(Items from a dataset)
══════════

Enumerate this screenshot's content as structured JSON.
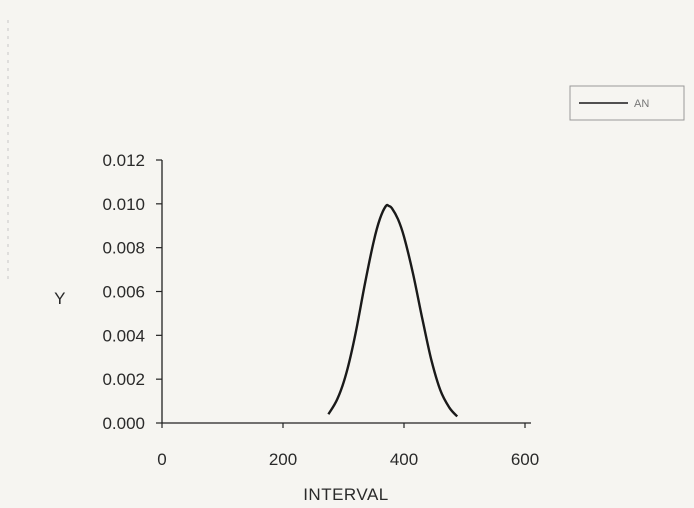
{
  "chart_data": {
    "type": "line",
    "title": "",
    "xlabel": "INTERVAL",
    "ylabel": "Y",
    "xlim": [
      0,
      600
    ],
    "ylim": [
      0,
      0.012
    ],
    "x_ticks": [
      0,
      200,
      400,
      600
    ],
    "y_ticks": [
      0,
      0.002,
      0.004,
      0.006,
      0.008,
      0.01,
      0.012
    ],
    "x_tick_labels": [
      "0",
      "200",
      "400",
      "600"
    ],
    "y_tick_labels": [
      "0.000",
      "0.002",
      "0.004",
      "0.006",
      "0.008",
      "0.010",
      "0.012"
    ],
    "grid": false,
    "legend": "top-right",
    "series": [
      {
        "name": "AN",
        "color": "#1a1a1a",
        "x": [
          275,
          290,
          305,
          320,
          335,
          350,
          360,
          370,
          375,
          380,
          390,
          400,
          415,
          430,
          445,
          460,
          475,
          488
        ],
        "y": [
          0.0004,
          0.0011,
          0.0023,
          0.0041,
          0.0063,
          0.0083,
          0.0093,
          0.0099,
          0.0099,
          0.0098,
          0.0093,
          0.0085,
          0.0068,
          0.0048,
          0.0029,
          0.0015,
          0.0007,
          0.0003
        ]
      }
    ]
  }
}
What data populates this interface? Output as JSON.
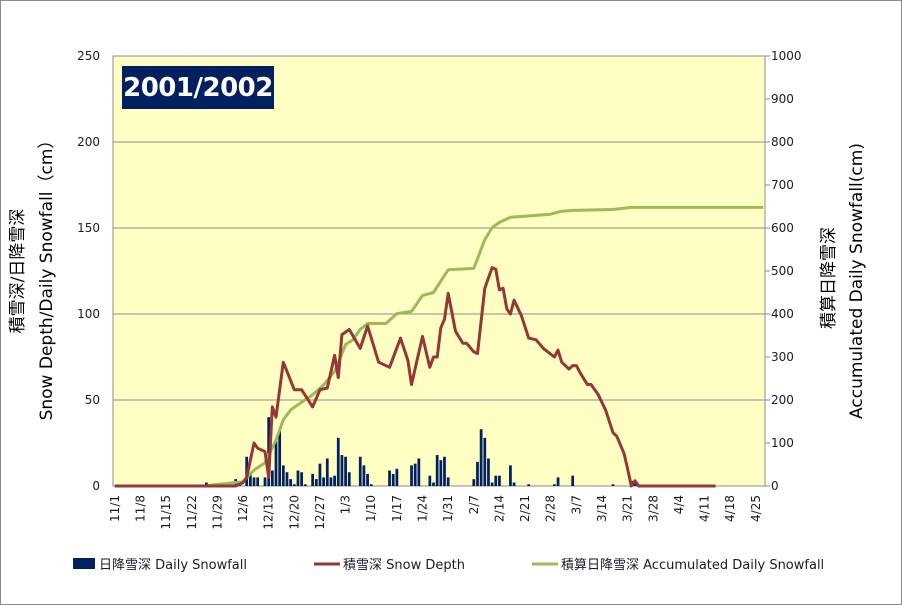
{
  "chart_data": {
    "type": "bar+line",
    "title": "2001/2002",
    "y_left_label_line1": "積雪深/日降雪深",
    "y_left_label_line2": "Snow Depth/Daily Snowfall（cm）",
    "y_right_label_line1": "積算日降雪深",
    "y_right_label_line2": "Accumulated Daily Snowfall(cm)",
    "y_left_range": [
      0,
      250
    ],
    "y_left_ticks": [
      "0",
      "50",
      "100",
      "150",
      "200",
      "250"
    ],
    "y_right_range": [
      0,
      1000
    ],
    "y_right_ticks": [
      "0",
      "100",
      "200",
      "300",
      "400",
      "500",
      "600",
      "700",
      "800",
      "900",
      "1000"
    ],
    "x_range": [
      "11/1",
      "4/27"
    ],
    "x_ticks": [
      "11/1",
      "11/8",
      "11/15",
      "11/22",
      "11/29",
      "12/6",
      "12/13",
      "12/20",
      "12/27",
      "1/3",
      "1/10",
      "1/17",
      "1/24",
      "1/31",
      "2/7",
      "2/14",
      "2/21",
      "2/28",
      "3/7",
      "3/14",
      "3/21",
      "3/28",
      "4/4",
      "4/11",
      "4/18",
      "4/25"
    ],
    "grid": "horizontal",
    "legend_placement": "bottom",
    "colors": {
      "plot_bg": "#FFFFC4",
      "snowfall": "#002060",
      "depth": "#953735",
      "accumulated": "#9BBB59",
      "grid": "#8c8c8c"
    },
    "series": [
      {
        "name": "日降雪深 Daily Snowfall",
        "type": "bar",
        "axis": "left",
        "points": [
          [
            "11/26",
            2
          ],
          [
            "12/4",
            4
          ],
          [
            "12/5",
            1
          ],
          [
            "12/7",
            17
          ],
          [
            "12/8",
            7
          ],
          [
            "12/9",
            5
          ],
          [
            "12/10",
            5
          ],
          [
            "12/12",
            5
          ],
          [
            "12/13",
            40
          ],
          [
            "12/14",
            9
          ],
          [
            "12/15",
            26
          ],
          [
            "12/16",
            32
          ],
          [
            "12/17",
            12
          ],
          [
            "12/18",
            8
          ],
          [
            "12/19",
            4
          ],
          [
            "12/20",
            1
          ],
          [
            "12/21",
            9
          ],
          [
            "12/22",
            8
          ],
          [
            "12/23",
            1
          ],
          [
            "12/25",
            7
          ],
          [
            "12/26",
            4
          ],
          [
            "12/27",
            13
          ],
          [
            "12/28",
            5
          ],
          [
            "12/29",
            16
          ],
          [
            "12/30",
            5
          ],
          [
            "12/31",
            6
          ],
          [
            "1/1",
            28
          ],
          [
            "1/2",
            18
          ],
          [
            "1/3",
            17
          ],
          [
            "1/4",
            8
          ],
          [
            "1/7",
            17
          ],
          [
            "1/8",
            12
          ],
          [
            "1/9",
            7
          ],
          [
            "1/10",
            1
          ],
          [
            "1/15",
            9
          ],
          [
            "1/16",
            7
          ],
          [
            "1/17",
            10
          ],
          [
            "1/21",
            12
          ],
          [
            "1/22",
            13
          ],
          [
            "1/23",
            16
          ],
          [
            "1/26",
            6
          ],
          [
            "1/27",
            2
          ],
          [
            "1/28",
            18
          ],
          [
            "1/29",
            15
          ],
          [
            "1/30",
            17
          ],
          [
            "1/31",
            5
          ],
          [
            "2/7",
            4
          ],
          [
            "2/8",
            14
          ],
          [
            "2/9",
            33
          ],
          [
            "2/10",
            28
          ],
          [
            "2/11",
            16
          ],
          [
            "2/12",
            2
          ],
          [
            "2/13",
            6
          ],
          [
            "2/14",
            6
          ],
          [
            "2/17",
            12
          ],
          [
            "2/18",
            2
          ],
          [
            "2/22",
            1
          ],
          [
            "3/1",
            1
          ],
          [
            "3/2",
            5
          ],
          [
            "3/6",
            6
          ],
          [
            "3/17",
            1
          ],
          [
            "3/22",
            3
          ],
          [
            "3/23",
            3
          ]
        ]
      },
      {
        "name": "積雪深 Snow Depth",
        "type": "line",
        "axis": "left",
        "points": [
          [
            "11/1",
            0
          ],
          [
            "12/4",
            0
          ],
          [
            "12/6",
            2
          ],
          [
            "12/7",
            5
          ],
          [
            "12/9",
            25
          ],
          [
            "12/10",
            22
          ],
          [
            "12/12",
            20
          ],
          [
            "12/13",
            5
          ],
          [
            "12/14",
            46
          ],
          [
            "12/15",
            40
          ],
          [
            "12/17",
            72
          ],
          [
            "12/20",
            56
          ],
          [
            "12/22",
            56
          ],
          [
            "12/25",
            46
          ],
          [
            "12/27",
            56
          ],
          [
            "12/29",
            57
          ],
          [
            "12/31",
            76
          ],
          [
            "1/1",
            63
          ],
          [
            "1/2",
            88
          ],
          [
            "1/4",
            91
          ],
          [
            "1/7",
            80
          ],
          [
            "1/9",
            93
          ],
          [
            "1/12",
            72
          ],
          [
            "1/15",
            69
          ],
          [
            "1/18",
            86
          ],
          [
            "1/20",
            73
          ],
          [
            "1/21",
            59
          ],
          [
            "1/24",
            87
          ],
          [
            "1/26",
            69
          ],
          [
            "1/27",
            75
          ],
          [
            "1/28",
            75
          ],
          [
            "1/29",
            92
          ],
          [
            "1/30",
            97
          ],
          [
            "1/31",
            112
          ],
          [
            "2/2",
            90
          ],
          [
            "2/4",
            83
          ],
          [
            "2/5",
            83
          ],
          [
            "2/7",
            78
          ],
          [
            "2/8",
            77
          ],
          [
            "2/10",
            115
          ],
          [
            "2/12",
            127
          ],
          [
            "2/13",
            126
          ],
          [
            "2/14",
            114
          ],
          [
            "2/15",
            115
          ],
          [
            "2/16",
            103
          ],
          [
            "2/17",
            100
          ],
          [
            "2/18",
            108
          ],
          [
            "2/20",
            99
          ],
          [
            "2/22",
            86
          ],
          [
            "2/24",
            85
          ],
          [
            "2/26",
            80
          ],
          [
            "3/1",
            75
          ],
          [
            "3/2",
            79
          ],
          [
            "3/3",
            72
          ],
          [
            "3/5",
            68
          ],
          [
            "3/6",
            70
          ],
          [
            "3/7",
            70
          ],
          [
            "3/8",
            66
          ],
          [
            "3/10",
            59
          ],
          [
            "3/11",
            59
          ],
          [
            "3/13",
            53
          ],
          [
            "3/15",
            44
          ],
          [
            "3/17",
            31
          ],
          [
            "3/18",
            29
          ],
          [
            "3/20",
            19
          ],
          [
            "3/21",
            10
          ],
          [
            "3/22",
            0
          ],
          [
            "3/23",
            3
          ],
          [
            "3/24",
            0
          ],
          [
            "4/14",
            0
          ]
        ]
      },
      {
        "name": "積算日降雪深 Accumulated Daily Snowfall",
        "type": "line",
        "axis": "right",
        "points": [
          [
            "11/1",
            0
          ],
          [
            "11/26",
            0
          ],
          [
            "11/28",
            3
          ],
          [
            "12/6",
            10
          ],
          [
            "12/9",
            37
          ],
          [
            "12/12",
            54
          ],
          [
            "12/13",
            72
          ],
          [
            "12/15",
            107
          ],
          [
            "12/17",
            154
          ],
          [
            "12/19",
            177
          ],
          [
            "12/21",
            189
          ],
          [
            "12/25",
            212
          ],
          [
            "12/28",
            235
          ],
          [
            "12/31",
            266
          ],
          [
            "1/3",
            329
          ],
          [
            "1/5",
            340
          ],
          [
            "1/7",
            364
          ],
          [
            "1/9",
            378
          ],
          [
            "1/14",
            378
          ],
          [
            "1/17",
            401
          ],
          [
            "1/21",
            406
          ],
          [
            "1/24",
            443
          ],
          [
            "1/27",
            450
          ],
          [
            "1/31",
            503
          ],
          [
            "2/7",
            506
          ],
          [
            "2/10",
            573
          ],
          [
            "2/12",
            601
          ],
          [
            "2/14",
            613
          ],
          [
            "2/17",
            625
          ],
          [
            "2/28",
            632
          ],
          [
            "3/3",
            639
          ],
          [
            "3/6",
            641
          ],
          [
            "3/17",
            643
          ],
          [
            "3/22",
            648
          ],
          [
            "4/27",
            648
          ]
        ]
      }
    ]
  }
}
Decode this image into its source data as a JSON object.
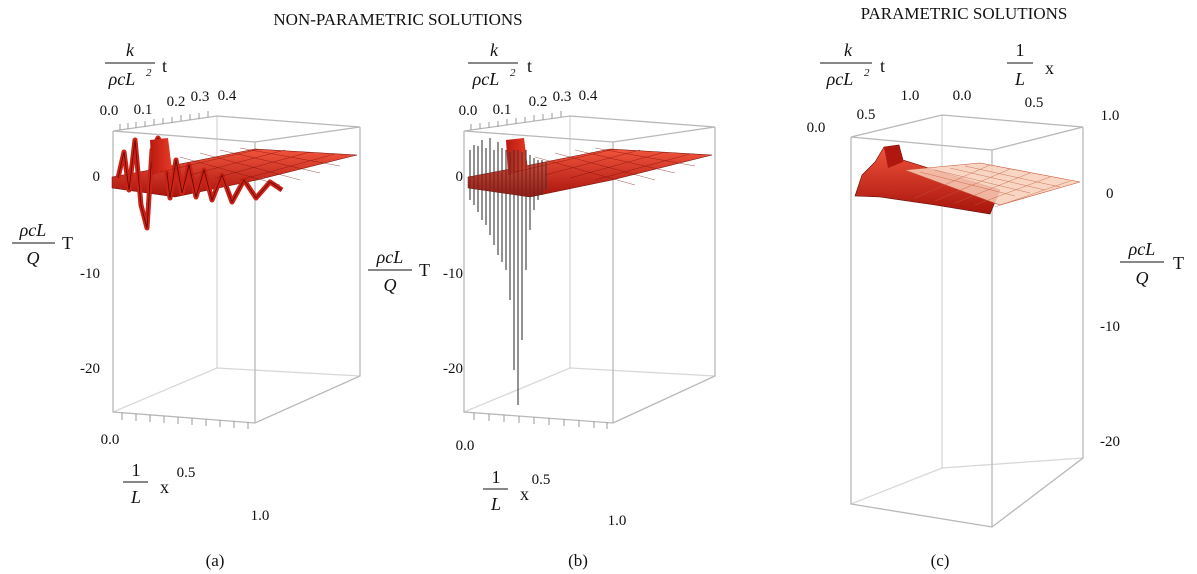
{
  "titles": {
    "nonparametric": "NON-PARAMETRIC SOLUTIONS",
    "parametric": "PARAMETRIC SOLUTIONS"
  },
  "symbols": {
    "t_num": "k",
    "t_den": "ρcL",
    "t_sup": "2",
    "t_var": "t",
    "x_num": "1",
    "x_den": "L",
    "x_var": "x",
    "T_num": "ρcL",
    "T_den": "Q",
    "T_var": "T"
  },
  "panels": [
    {
      "caption": "(a)",
      "t_ticks": [
        "0.0",
        "0.1",
        "0.2",
        "0.3",
        "0.4"
      ],
      "x_ticks": [
        "0.0",
        "0.5",
        "1.0"
      ],
      "T_ticks": [
        "0",
        "-10",
        "-20"
      ]
    },
    {
      "caption": "(b)",
      "t_ticks": [
        "0.0",
        "0.1",
        "0.2",
        "0.3",
        "0.4"
      ],
      "x_ticks": [
        "0.0",
        "0.5",
        "1.0"
      ],
      "T_ticks": [
        "0",
        "-10",
        "-20"
      ]
    },
    {
      "caption": "(c)",
      "t_ticks": [
        "0.0",
        "0.5",
        "1.0"
      ],
      "x_ticks": [
        "0.0",
        "0.5",
        "1.0"
      ],
      "T_ticks": [
        "0",
        "-10",
        "-20"
      ]
    }
  ],
  "colors": {
    "surface": "#cc2216",
    "surface_light": "#f2553d",
    "parametric_grid": "#f4b49c",
    "frame": "#b8b8b8"
  }
}
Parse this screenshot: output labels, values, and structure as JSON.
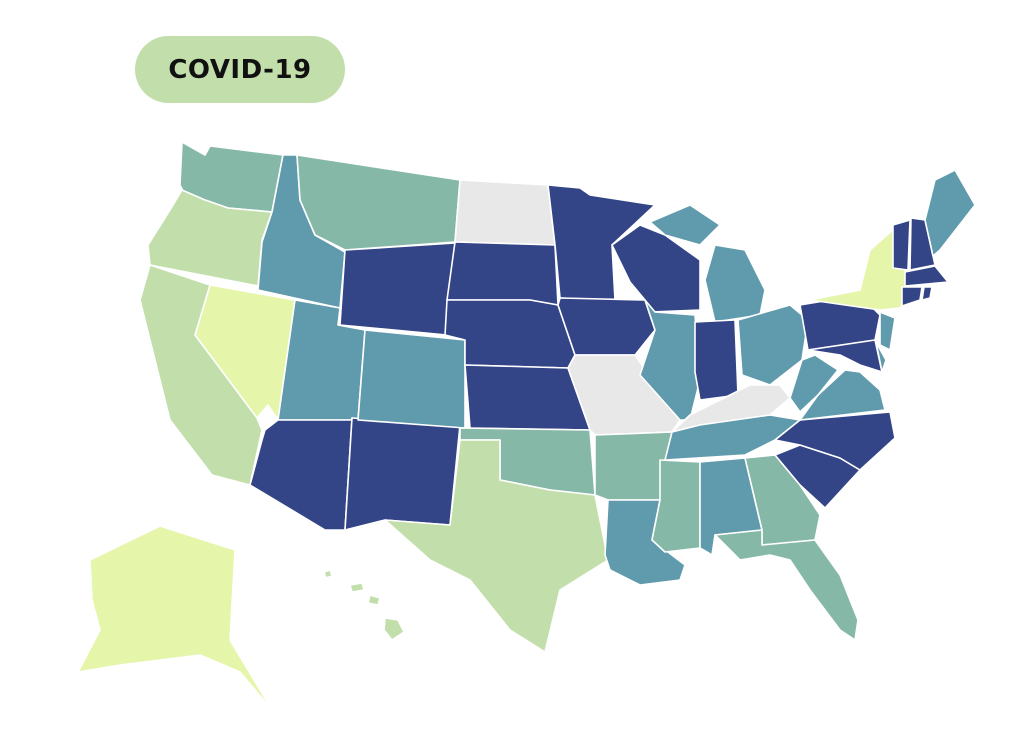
{
  "badge": {
    "label": "COVID-19"
  }
}
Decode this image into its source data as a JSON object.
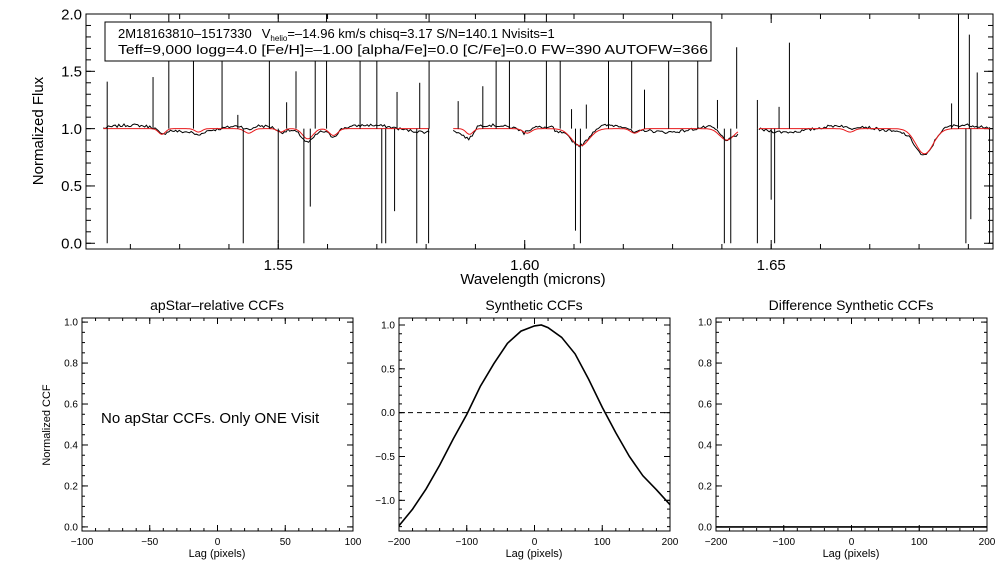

══════════

**What is being asked**
Repeat exactly the lines from the one containing "Parse this screenshot: output" to the last line of the records above, including both, and leave out any pictures.

**Task output**
Parse this screenshot: output labels, values, and structure as JSON.
{
  "badge": {
    "label": "COVID-19"
  }
}
Decode this image into its source data as a JSON object.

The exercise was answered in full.